#### [Exercise description]
Write every record out again exactly, and keep images out of it.

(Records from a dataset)
#####

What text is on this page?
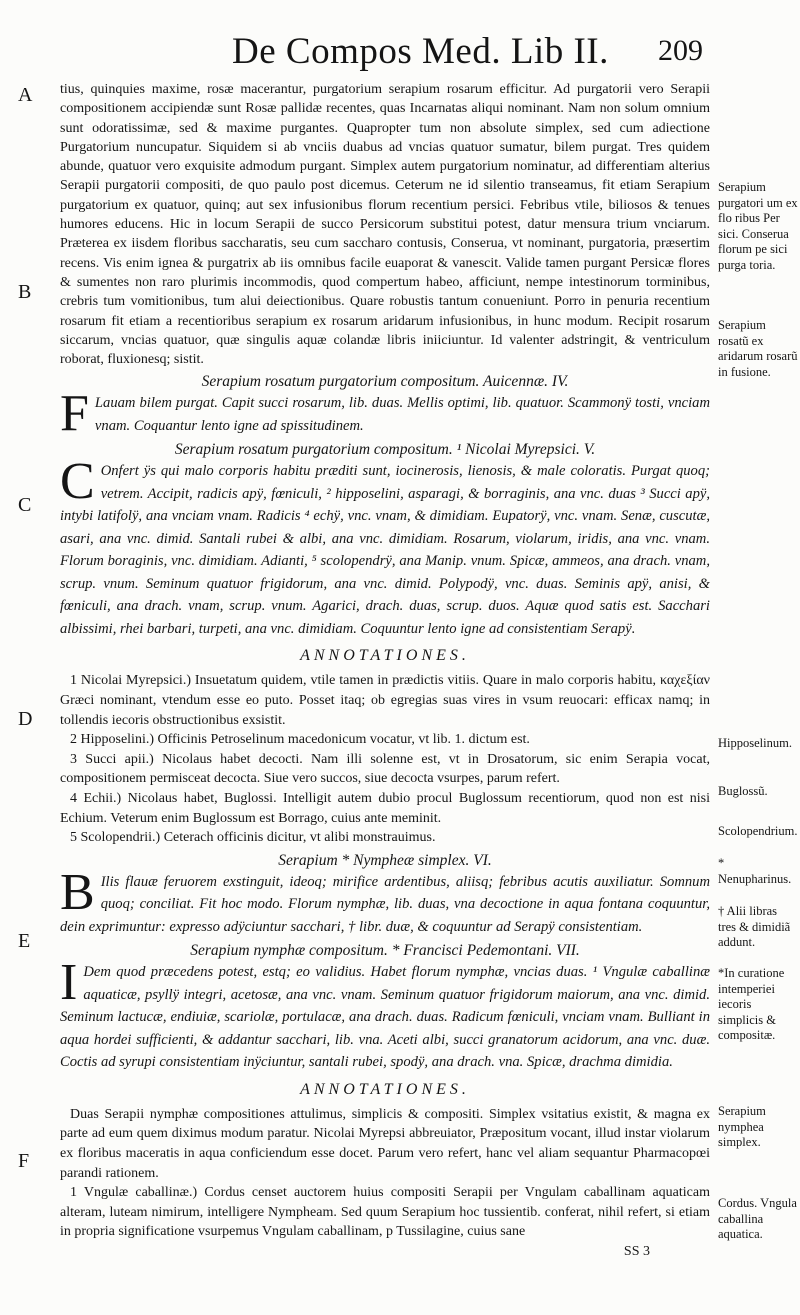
De Compos Med. Lib II. 209
A
B
C
D
E
F

tius, quinquies maxime, rosæ macerantur, purgatorium serapium rosarum efficitur. Ad purgatorii vero Serapii compositionem accipiendæ sunt Rosæ pallidæ recentes, quas Incarnatas aliqui nominant. Nam non solum omnium sunt odoratissimæ, sed & maxime purgantes. Quapropter tum non absolute simplex, sed cum adiectione Purgatorium nuncupatur. Siquidem si ab vnciis duabus ad vncias quatuor sumatur, bilem purgat. Tres quidem abunde, quatuor vero exquisite admodum purgant. Simplex autem purgatorium nominatur, ad differentiam alterius Serapii purgatorii compositi, de quo paulo post dicemus. Ceterum ne id silentio transeamus, fit etiam Serapium purgatorium ex quatuor, quinq; aut sex infusionibus florum recentium persici. Febribus vtile, biliosos & tenues humores educens. Hic in locum Serapii de succo Persicorum substitui potest, datur mensura trium vnciarum. Præterea ex iisdem floribus saccharatis, seu cum saccharo contusis, Conserua, vt nominant, purgatoria, præsertim recens. Vis enim ignea & purgatrix ab iis omnibus facile euaporat & vanescit. Valide tamen purgant Persicæ flores & sumentes non raro plurimis incommodis, quod compertum habeo, afficiunt, nempe intestinorum torminibus, crebris tum vomitionibus, tum alui deiectionibus. Quare robustis tantum conueniunt. Porro in penuria recentium rosarum fit etiam a recentioribus serapium ex rosarum aridarum infusionibus, in hunc modum. Recipit rosarum siccarum, vncias quatuor, quæ singulis aquæ colandæ libris iniiciuntur. Id valenter adstringit, & ventriculum roborat, fluxionesq; sistit.

Serapium rosatum purgatorium compositum. Auicennæ. IV.

F Lauam bilem purgat. Capit succi rosarum, lib. duas. Mellis optimi, lib. quatuor. Scammonÿ tosti, vnciam vnam. Coquantur lento igne ad spissitudinem.

Serapium rosatum purgatorium compositum. ¹ Nicolai Myrepsici. V.

C Onfert ÿs qui malo corporis habitu præditi sunt, iocinerosis, lienosis, & male coloratis. Purgat quoq; vetrem. Accipit, radicis apÿ, fœniculi, ² hipposelini, asparagi, & borraginis, ana vnc. duas ³ Succi apÿ, intybi latifolÿ, ana vnciam vnam. Radicis ⁴ echÿ, vnc. vnam, & dimidiam. Eupatorÿ, vnc. vnam. Senæ, cuscutæ, asari, ana vnc. dimid. Santali rubei & albi, ana vnc. dimidiam. Rosarum, violarum, iridis, ana vnc. vnam. Florum boraginis, vnc. dimidiam. Adianti, ⁵ scolopendrÿ, ana Manip. vnum. Spicæ, ammeos, ana drach. vnam, scrup. vnum. Seminum quatuor frigidorum, ana vnc. dimid. Polypodÿ, vnc. duas. Seminis apÿ, anisi, & fœniculi, ana drach. vnam, scrup. vnum. Agarici, drach. duas, scrup. duos. Aquæ quod satis est. Sacchari albissimi, rhei barbari, turpeti, ana vnc. dimidiam. Coquuntur lento igne ad consistentiam Serapÿ.

ANNOTATIONES.

1 Nicolai Myrepsici.) Insuetatum quidem, vtile tamen in prædictis vitiis. Quare in malo corporis habitu, καχεξίαν Græci nominant, vtendum esse eo puto. Posset itaq; ob egregias suas vires in vsum reuocari: efficax namq; in tollendis iecoris obstructionibus exsistit.

2 Hipposelini.) Officinis Petroselinum macedonicum vocatur, vt lib. 1. dictum est.

3 Succi apii.) Nicolaus habet decocti. Nam illi solenne est, vt in Drosatorum, sic enim Serapia vocat, compositionem permisceat decocta. Siue vero succos, siue decocta vsurpes, parum refert.

4 Echii.) Nicolaus habet, Buglossi. Intelligit autem dubio procul Buglossum recentiorum, quod non est nisi Echium. Veterum enim Buglossum est Borrago, cuius ante meminit.

5 Scolopendrii.) Ceterach officinis dicitur, vt alibi monstrauimus.

Serapium * Nympheæ simplex. VI.

B Ilis flauæ feruorem exstinguit, ideoq; mirifice ardentibus, aliisq; febribus acutis auxiliatur. Somnum quoq; conciliat. Fit hoc modo. Florum nymphæ, lib. duas, vna decoctione in aqua fontana coquuntur, dein exprimuntur: expresso adÿciuntur sacchari, † libr. duæ, & coquuntur ad Serapÿ consistentiam.

Serapium nymphæ compositum. * Francisci Pedemontani. VII.

I Dem quod præcedens potest, estq; eo validius. Habet florum nymphæ, vncias duas. ¹ Vngulæ caballinæ aquaticæ, psyllÿ integri, acetosæ, ana vnc. vnam. Seminum quatuor frigidorum maiorum, ana vnc. dimid. Seminum lactucæ, endiuiæ, scariolæ, portulacæ, ana drach. duas. Radicum fœniculi, vnciam vnam. Bulliant in aqua hordei sufficienti, & addantur sacchari, lib. vna. Aceti albi, succi granatorum acidorum, ana vnc. duæ. Coctis ad syrupi consistentiam inÿciuntur, santali rubei, spodÿ, ana drach. vna. Spicæ, drachma dimidia.

ANNOTATIONES.

Duas Serapii nymphæ compositiones attulimus, simplicis & compositi. Simplex vsitatius existit, & magna ex parte ad eum quem diximus modum paratur. Nicolai Myrepsi abbreuiator, Præpositum vocant, illud instar violarum ex floribus maceratis in aqua conficiendum esse docet. Parum vero refert, hanc vel aliam sequantur Pharmacopœi parandi rationem.

1 Vngulæ caballinæ.) Cordus censet auctorem huius compositi Serapii per Vngulam caballinam aquaticam alteram, luteam nimirum, intelligere Nympheam. Sed quum Serapium hoc tussientib. conferat, nihil refert, si etiam in propria significatione vsurpemus Vngulam caballinam, p Tussilagine, cuius sane

SS 3
Serapium purgatori um ex flo ribus Per sici. Conserua florum pe sici purga toria.
Serapium rosatũ ex aridarum rosarũ in fusione.
Hipposelinum.
Buglossũ.
Scolopendrium.
* Nenupharinus.
† Alii libras tres & dimidiã addunt.
*In curatione intemperiei iecoris simplicis & compositæ.
Serapium nymphea simplex.
Cordus. Vngula caballina aquatica.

#####

#### [Exercise answer]
What text is on this page?
De Compos Med. Lib II. 209
A
B
C
D
E
F

tius, quinquies maxime, rosæ macerantur, purgatorium serapium rosarum efficitur. Ad purgatorii vero Serapii compositionem accipiendæ sunt Rosæ pallidæ recentes, quas Incarnatas aliqui nominant. Nam non solum omnium sunt odoratissimæ, sed & maxime purgantes. Quapropter tum non absolute simplex, sed cum adiectione Purgatorium nuncupatur. Siquidem si ab vnciis duabus ad vncias quatuor sumatur, bilem purgat. Tres quidem abunde, quatuor vero exquisite admodum purgant. Simplex autem purgatorium nominatur, ad differentiam alterius Serapii purgatorii compositi, de quo paulo post dicemus. Ceterum ne id silentio transeamus, fit etiam Serapium purgatorium ex quatuor, quinq; aut sex infusionibus florum recentium persici. Febribus vtile, biliosos & tenues humores educens. Hic in locum Serapii de succo Persicorum substitui potest, datur mensura trium vnciarum. Præterea ex iisdem floribus saccharatis, seu cum saccharo contusis, Conserua, vt nominant, purgatoria, præsertim recens. Vis enim ignea & purgatrix ab iis omnibus facile euaporat & vanescit. Valide tamen purgant Persicæ flores & sumentes non raro plurimis incommodis, quod compertum habeo, afficiunt, nempe intestinorum torminibus, crebris tum vomitionibus, tum alui deiectionibus. Quare robustis tantum conueniunt. Porro in penuria recentium rosarum fit etiam a recentioribus serapium ex rosarum aridarum infusionibus, in hunc modum. Recipit rosarum siccarum, vncias quatuor, quæ singulis aquæ colandæ libris iniiciuntur. Id valenter adstringit, & ventriculum roborat, fluxionesq; sistit.

Serapium rosatum purgatorium compositum. Auicennæ. IV.

F Lauam bilem purgat. Capit succi rosarum, lib. duas. Mellis optimi, lib. quatuor. Scammonÿ tosti, vnciam vnam. Coquantur lento igne ad spissitudinem.

Serapium rosatum purgatorium compositum. ¹ Nicolai Myrepsici. V.

C Onfert ÿs qui malo corporis habitu præditi sunt, iocinerosis, lienosis, & male coloratis. Purgat quoq; vetrem. Accipit, radicis apÿ, fœniculi, ² hipposelini, asparagi, & borraginis, ana vnc. duas ³ Succi apÿ, intybi latifolÿ, ana vnciam vnam. Radicis ⁴ echÿ, vnc. vnam, & dimidiam. Eupatorÿ, vnc. vnam. Senæ, cuscutæ, asari, ana vnc. dimid. Santali rubei & albi, ana vnc. dimidiam. Rosarum, violarum, iridis, ana vnc. vnam. Florum boraginis, vnc. dimidiam. Adianti, ⁵ scolopendrÿ, ana Manip. vnum. Spicæ, ammeos, ana drach. vnam, scrup. vnum. Seminum quatuor frigidorum, ana vnc. dimid. Polypodÿ, vnc. duas. Seminis apÿ, anisi, & fœniculi, ana drach. vnam, scrup. vnum. Agarici, drach. duas, scrup. duos. Aquæ quod satis est. Sacchari albissimi, rhei barbari, turpeti, ana vnc. dimidiam. Coquuntur lento igne ad consistentiam Serapÿ.

ANNOTATIONES.

1 Nicolai Myrepsici.) Insuetatum quidem, vtile tamen in prædictis vitiis. Quare in malo corporis habitu, καχεξίαν Græci nominant, vtendum esse eo puto. Posset itaq; ob egregias suas vires in vsum reuocari: efficax namq; in tollendis iecoris obstructionibus exsistit.

2 Hipposelini.) Officinis Petroselinum macedonicum vocatur, vt lib. 1. dictum est.

3 Succi apii.) Nicolaus habet decocti. Nam illi solenne est, vt in Drosatorum, sic enim Serapia vocat, compositionem permisceat decocta. Siue vero succos, siue decocta vsurpes, parum refert.

4 Echii.) Nicolaus habet, Buglossi. Intelligit autem dubio procul Buglossum recentiorum, quod non est nisi Echium. Veterum enim Buglossum est Borrago, cuius ante meminit.

5 Scolopendrii.) Ceterach officinis dicitur, vt alibi monstrauimus.

Serapium * Nympheæ simplex. VI.

B Ilis flauæ feruorem exstinguit, ideoq; mirifice ardentibus, aliisq; febribus acutis auxiliatur. Somnum quoq; conciliat. Fit hoc modo. Florum nymphæ, lib. duas, vna decoctione in aqua fontana coquuntur, dein exprimuntur: expresso adÿciuntur sacchari, † libr. duæ, & coquuntur ad Serapÿ consistentiam.

Serapium nymphæ compositum. * Francisci Pedemontani. VII.

I Dem quod præcedens potest, estq; eo validius. Habet florum nymphæ, vncias duas. ¹ Vngulæ caballinæ aquaticæ, psyllÿ integri, acetosæ, ana vnc. vnam. Seminum quatuor frigidorum maiorum, ana vnc. dimid. Seminum lactucæ, endiuiæ, scariolæ, portulacæ, ana drach. duas. Radicum fœniculi, vnciam vnam. Bulliant in aqua hordei sufficienti, & addantur sacchari, lib. vna. Aceti albi, succi granatorum acidorum, ana vnc. duæ. Coctis ad syrupi consistentiam inÿciuntur, santali rubei, spodÿ, ana drach. vna. Spicæ, drachma dimidia.

ANNOTATIONES.

Duas Serapii nymphæ compositiones attulimus, simplicis & compositi. Simplex vsitatius existit, & magna ex parte ad eum quem diximus modum paratur. Nicolai Myrepsi abbreuiator, Præpositum vocant, illud instar violarum ex floribus maceratis in aqua conficiendum esse docet. Parum vero refert, hanc vel aliam sequantur Pharmacopœi parandi rationem.

1 Vngulæ caballinæ.) Cordus censet auctorem huius compositi Serapii per Vngulam caballinam aquaticam alteram, luteam nimirum, intelligere Nympheam. Sed quum Serapium hoc tussientib. conferat, nihil refert, si etiam in propria significatione vsurpemus Vngulam caballinam, p Tussilagine, cuius sane

SS 3
Serapium purgatori um ex flo ribus Per sici. Conserua florum pe sici purga toria.
Serapium rosatũ ex aridarum rosarũ in fusione.
Hipposelinum.
Buglossũ.
Scolopendrium.
* Nenupharinus.
† Alii libras tres & dimidiã addunt.
*In curatione intemperiei iecoris simplicis & compositæ.
Serapium nymphea simplex.
Cordus. Vngula caballina aquatica.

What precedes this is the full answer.